# The problem:
Reproduce every line of the records below with no changes, but leave the pictures out.
begin Data for the task
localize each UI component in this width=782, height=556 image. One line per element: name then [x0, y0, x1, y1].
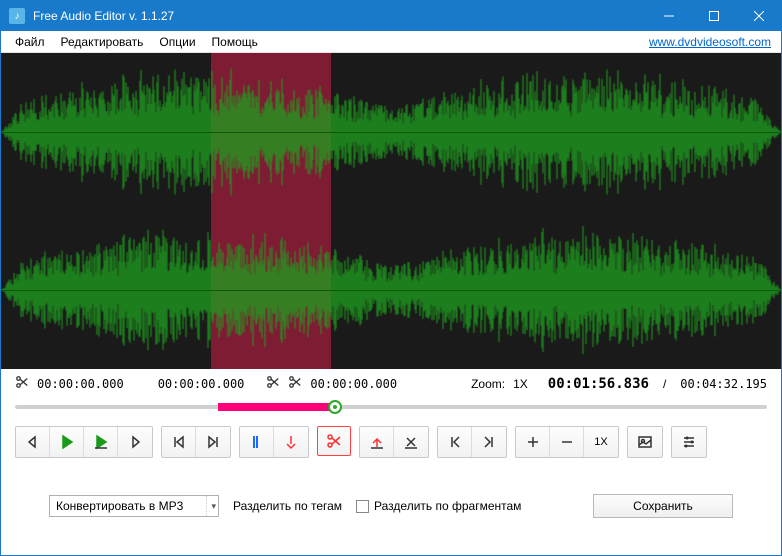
- time-info-row: 00:00:00.000 00:00:00.000 00:00:00.000 Z…: [1, 369, 781, 394]
- prev-button[interactable]: [16, 427, 50, 457]
- play-selection-button[interactable]: [84, 427, 118, 457]
- scissors-icon: [266, 375, 280, 392]
- settings-button[interactable]: [672, 427, 706, 457]
- trim-in-button[interactable]: [360, 427, 394, 457]
- seek-slider[interactable]: [15, 398, 767, 416]
- selection-end-time: 00:00:00.000: [158, 377, 245, 391]
- convert-format-label: Конвертировать в MP3: [56, 499, 206, 513]
- image-button[interactable]: [628, 427, 662, 457]
- menubar: Файл Редактировать Опции Помощь www.dvdv…: [1, 31, 781, 53]
- menu-edit[interactable]: Редактировать: [53, 33, 152, 51]
- checkbox-icon: [356, 500, 369, 513]
- goto-sel-start-button[interactable]: [438, 427, 472, 457]
- cut-button[interactable]: [317, 426, 351, 456]
- time-separator: /: [663, 377, 666, 391]
- skip-start-button[interactable]: [162, 427, 196, 457]
- marker-out-button[interactable]: [274, 427, 308, 457]
- zoom-out-button[interactable]: [550, 427, 584, 457]
- chevron-down-icon: ▾: [206, 496, 216, 516]
- selection-start-time: 00:00:00.000: [37, 377, 124, 391]
- minimize-button[interactable]: [646, 1, 691, 31]
- website-link[interactable]: www.dvdvideosoft.com: [649, 35, 775, 49]
- toolbar: 1X: [1, 426, 781, 470]
- channel-midline: [1, 290, 781, 291]
- seek-selection-range: [218, 403, 335, 411]
- scissors-icon: [15, 375, 29, 392]
- delete-selection-button[interactable]: [394, 427, 428, 457]
- close-button[interactable]: [736, 1, 781, 31]
- current-time: 00:01:56.836: [548, 376, 649, 392]
- scissors-icon: [288, 375, 302, 392]
- total-time: 00:04:32.195: [680, 377, 767, 391]
- maximize-button[interactable]: [691, 1, 736, 31]
- channel-midline: [1, 132, 781, 133]
- marker-in-button[interactable]: [240, 427, 274, 457]
- zoom-reset-button[interactable]: 1X: [584, 427, 618, 457]
- split-by-tags-label[interactable]: Разделить по тегам: [233, 499, 342, 513]
- goto-sel-end-button[interactable]: [472, 427, 506, 457]
- seek-thumb[interactable]: [328, 400, 342, 414]
- bottom-bar: Конвертировать в MP3 ▾ Разделить по тега…: [1, 494, 781, 534]
- window-title: Free Audio Editor v. 1.1.27: [33, 9, 646, 23]
- zoom-value: 1X: [513, 377, 528, 391]
- cut-time: 00:00:00.000: [310, 377, 397, 391]
- play-button[interactable]: [50, 427, 84, 457]
- save-button[interactable]: Сохранить: [593, 494, 733, 518]
- waveform-display[interactable]: [1, 53, 781, 369]
- next-button[interactable]: [118, 427, 152, 457]
- seek-track: [15, 405, 767, 409]
- app-icon: ♪: [9, 8, 25, 24]
- menu-help[interactable]: Помощь: [204, 33, 266, 51]
- split-by-fragments-checkbox[interactable]: Разделить по фрагментам: [356, 499, 521, 513]
- zoom-in-button[interactable]: [516, 427, 550, 457]
- skip-end-button[interactable]: [196, 427, 230, 457]
- menu-options[interactable]: Опции: [151, 33, 203, 51]
- convert-format-combo[interactable]: Конвертировать в MP3 ▾: [49, 495, 219, 517]
- titlebar: ♪ Free Audio Editor v. 1.1.27: [1, 1, 781, 31]
- menu-file[interactable]: Файл: [7, 33, 53, 51]
- zoom-label: Zoom:: [471, 377, 505, 391]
end Data for the task
# Response:
localize each UI component in this width=782, height=556 image. One line per element: name then [x0, y0, x1, y1].
- time-info-row: 00:00:00.000 00:00:00.000 00:00:00.000 Z…: [1, 369, 781, 394]
- prev-button[interactable]: [16, 427, 50, 457]
- play-selection-button[interactable]: [84, 427, 118, 457]
- scissors-icon: [266, 375, 280, 392]
- settings-button[interactable]: [672, 427, 706, 457]
- trim-in-button[interactable]: [360, 427, 394, 457]
- seek-slider[interactable]: [15, 398, 767, 416]
- selection-end-time: 00:00:00.000: [158, 377, 245, 391]
- convert-format-label: Конвертировать в MP3: [56, 499, 206, 513]
- image-button[interactable]: [628, 427, 662, 457]
- menubar: Файл Редактировать Опции Помощь www.dvdv…: [1, 31, 781, 53]
- menu-edit[interactable]: Редактировать: [53, 33, 152, 51]
- checkbox-icon: [356, 500, 369, 513]
- goto-sel-start-button[interactable]: [438, 427, 472, 457]
- cut-button[interactable]: [317, 426, 351, 456]
- time-separator: /: [663, 377, 666, 391]
- skip-start-button[interactable]: [162, 427, 196, 457]
- marker-out-button[interactable]: [274, 427, 308, 457]
- zoom-out-button[interactable]: [550, 427, 584, 457]
- chevron-down-icon: ▾: [206, 496, 216, 516]
- selection-start-time: 00:00:00.000: [37, 377, 124, 391]
- minimize-button[interactable]: [646, 1, 691, 31]
- website-link[interactable]: www.dvdvideosoft.com: [649, 35, 775, 49]
- toolbar: 1X: [1, 426, 781, 470]
- channel-midline: [1, 290, 781, 291]
- seek-selection-range: [218, 403, 335, 411]
- scissors-icon: [15, 375, 29, 392]
- delete-selection-button[interactable]: [394, 427, 428, 457]
- close-button[interactable]: [736, 1, 781, 31]
- current-time: 00:01:56.836: [548, 376, 649, 392]
- scissors-icon: [288, 375, 302, 392]
- total-time: 00:04:32.195: [680, 377, 767, 391]
- maximize-button[interactable]: [691, 1, 736, 31]
- channel-midline: [1, 132, 781, 133]
- marker-in-button[interactable]: [240, 427, 274, 457]
- zoom-reset-button[interactable]: 1X: [584, 427, 618, 457]
- split-by-tags-label[interactable]: Разделить по тегам: [233, 499, 342, 513]
- goto-sel-end-button[interactable]: [472, 427, 506, 457]
- seek-thumb[interactable]: [328, 400, 342, 414]
- bottom-bar: Конвертировать в MP3 ▾ Разделить по тега…: [1, 494, 781, 534]
- window-title: Free Audio Editor v. 1.1.27: [33, 9, 646, 23]
- zoom-value: 1X: [513, 377, 528, 391]
- cut-time: 00:00:00.000: [310, 377, 397, 391]
- play-button[interactable]: [50, 427, 84, 457]
- save-button[interactable]: Сохранить: [593, 494, 733, 518]
- waveform-display[interactable]: [1, 53, 781, 369]
- next-button[interactable]: [118, 427, 152, 457]
- seek-track: [15, 405, 767, 409]
- app-icon: ♪: [9, 8, 25, 24]
- menu-help[interactable]: Помощь: [204, 33, 266, 51]
- split-by-fragments-checkbox[interactable]: Разделить по фрагментам: [356, 499, 521, 513]
- zoom-in-button[interactable]: [516, 427, 550, 457]
- skip-end-button[interactable]: [196, 427, 230, 457]
- menu-options[interactable]: Опции: [151, 33, 203, 51]
- convert-format-combo[interactable]: Конвертировать в MP3 ▾: [49, 495, 219, 517]
- titlebar: ♪ Free Audio Editor v. 1.1.27: [1, 1, 781, 31]
- menu-file[interactable]: Файл: [7, 33, 53, 51]
- zoom-label: Zoom:: [471, 377, 505, 391]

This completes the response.